TASK PROMPT - Transcribe the entries exactly; images are not part of the copy.

RECORDS SHOWN -
--------

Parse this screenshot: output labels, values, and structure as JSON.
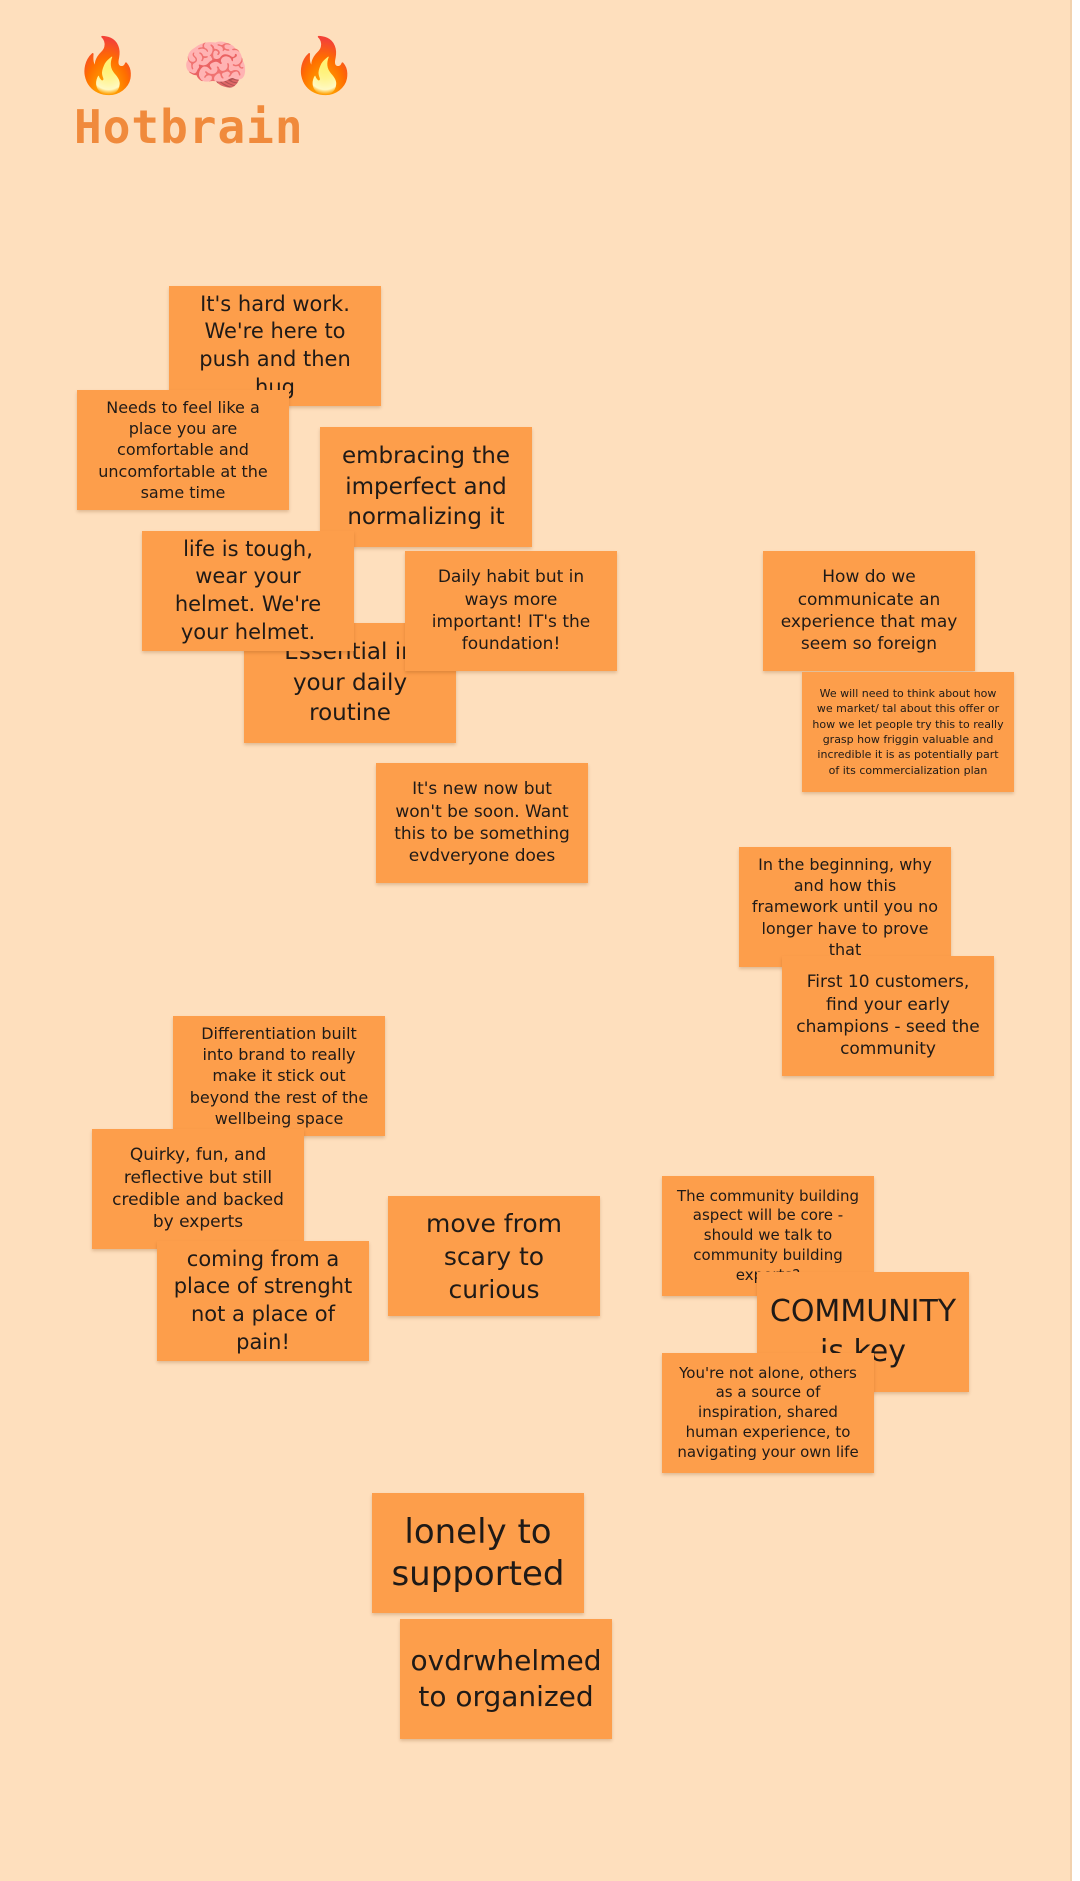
{
  "board": {
    "emojis": [
      "🔥",
      "🧠",
      "🔥"
    ],
    "title": "Hotbrain",
    "colors": {
      "background": "#fedfbd",
      "note": "#fd9e4b",
      "title": "#f08a3c"
    },
    "notes": {
      "hard_work": "It's hard work. We're here to push and then hug",
      "feel_place": "Needs to feel like a place you are comfortable and uncomfortable at the same time",
      "embracing": "embracing the imperfect and normalizing it",
      "essential": "Essential in your daily routine",
      "life_tough": "life is tough, wear your helmet. We're your helmet.",
      "daily_habit": "Daily habit but in ways more important! IT's the foundation!",
      "new_now": "It's new now but won't be soon. Want this to be something evdveryone does",
      "communicate": "How do we communicate an experience that may seem so foreign",
      "need_think": "We will need to think about how we market/ tal about this offer or how we let people try this to really grasp how friggin valuable and incredible it is as potentially part of its commercialization plan",
      "beginning": "In the beginning, why and how this framework until you no longer have to prove that",
      "first_10": "First 10 customers, find your early champions - seed the community",
      "differentiation": "Differentiation built into brand to really make it stick out beyond the rest of the wellbeing space",
      "quirky": "Quirky, fun, and reflective but still credible and backed by experts",
      "strength": "coming from a place of strenght not a place of pain!",
      "scary_curious": "move from scary to curious",
      "community_building": "The community building aspect will be core - should we talk to community building experts?",
      "community_key": "COMMUNITY is key",
      "not_alone": "You're not alone, others as a source of inspiration, shared human experience, to navigating your own life",
      "lonely": "lonely to supported",
      "overwhelmed": "ovdrwhelmed to organized"
    }
  }
}
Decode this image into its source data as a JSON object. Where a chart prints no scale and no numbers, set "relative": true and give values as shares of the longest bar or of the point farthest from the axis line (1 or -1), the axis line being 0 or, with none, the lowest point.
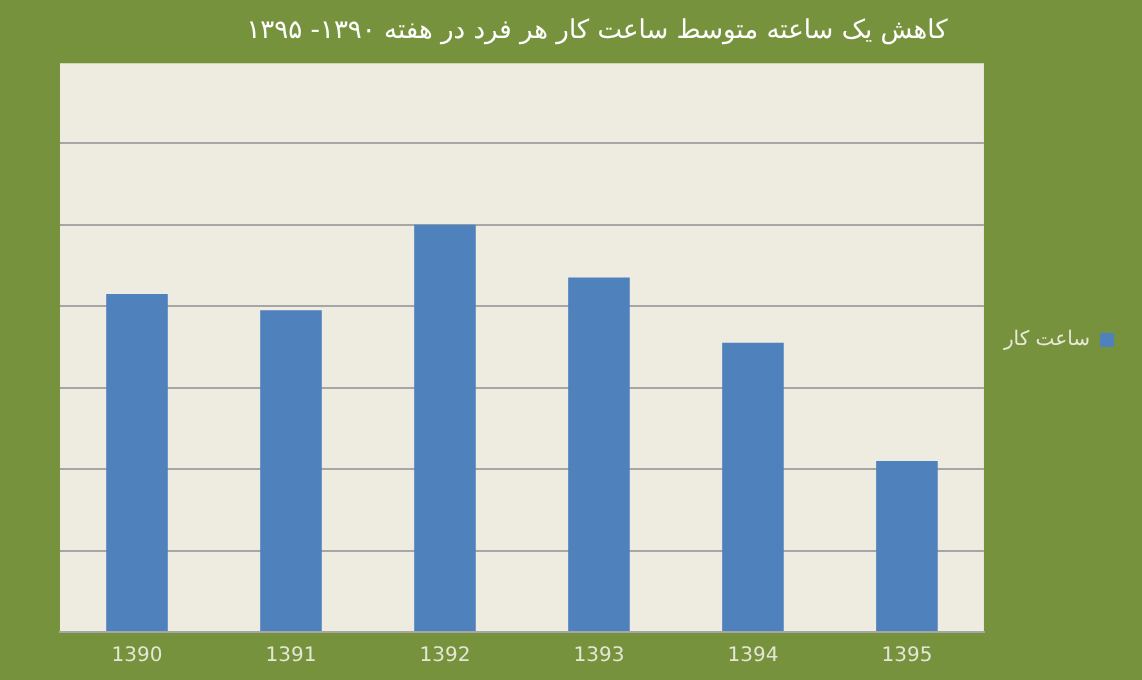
{
  "chart_data": {
    "type": "bar",
    "title": "کاهش یک ساعته متوسط ساعت کار هر فرد در هفته ۱۳۹۰- ۱۳۹۵",
    "categories": [
      "1390",
      "1391",
      "1392",
      "1393",
      "1394",
      "1395"
    ],
    "series": [
      {
        "name": "ساعت کار",
        "color": "#4f81bd",
        "values": [
          0.83,
          0.79,
          1,
          0.87,
          0.71,
          0.42
        ]
      }
    ],
    "relative": true,
    "grid": "y",
    "legend": "right"
  }
}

--------

SOLUTION -
Parse this screenshot: output labels, values, and structure as JSON.
{
  "board": {
    "emojis": [
      "🔥",
      "🧠",
      "🔥"
    ],
    "title": "Hotbrain",
    "colors": {
      "background": "#fedfbd",
      "note": "#fd9e4b",
      "title": "#f08a3c"
    },
    "notes": {
      "hard_work": "It's hard work. We're here to push and then hug",
      "feel_place": "Needs to feel like a place you are comfortable and uncomfortable at the same time",
      "embracing": "embracing the imperfect and normalizing it",
      "essential": "Essential in your daily routine",
      "life_tough": "life is tough, wear your helmet. We're your helmet.",
      "daily_habit": "Daily habit but in ways more important! IT's the foundation!",
      "new_now": "It's new now but won't be soon. Want this to be something evdveryone does",
      "communicate": "How do we communicate an experience that may seem so foreign",
      "need_think": "We will need to think about how we market/ tal about this offer or how we let people try this to really grasp how friggin valuable and incredible it is as potentially part of its commercialization plan",
      "beginning": "In the beginning, why and how this framework until you no longer have to prove that",
      "first_10": "First 10 customers, find your early champions - seed the community",
      "differentiation": "Differentiation built into brand to really make it stick out beyond the rest of the wellbeing space",
      "quirky": "Quirky, fun, and reflective but still credible and backed by experts",
      "strength": "coming from a place of strenght not a place of pain!",
      "scary_curious": "move from scary to curious",
      "community_building": "The community building aspect will be core - should we talk to community building experts?",
      "community_key": "COMMUNITY is key",
      "not_alone": "You're not alone, others as a source of inspiration, shared human experience, to navigating your own life",
      "lonely": "lonely to supported",
      "overwhelmed": "ovdrwhelmed to organized"
    }
  }
}
Decode this image into its source data as a JSON object. Where a chart prints no scale and no numbers, set "relative": true and give values as shares of the longest bar or of the point farthest from the axis line (1 or -1), the axis line being 0 or, with none, the lowest point.
{
  "chart_data": {
    "type": "bar",
    "title": "کاهش یک ساعته متوسط ساعت کار هر فرد در هفته ۱۳۹۰- ۱۳۹۵",
    "categories": [
      "1390",
      "1391",
      "1392",
      "1393",
      "1394",
      "1395"
    ],
    "series": [
      {
        "name": "ساعت کار",
        "color": "#4f81bd",
        "values": [
          0.83,
          0.79,
          1,
          0.87,
          0.71,
          0.42
        ]
      }
    ],
    "relative": true,
    "grid": "y",
    "legend": "right"
  }
}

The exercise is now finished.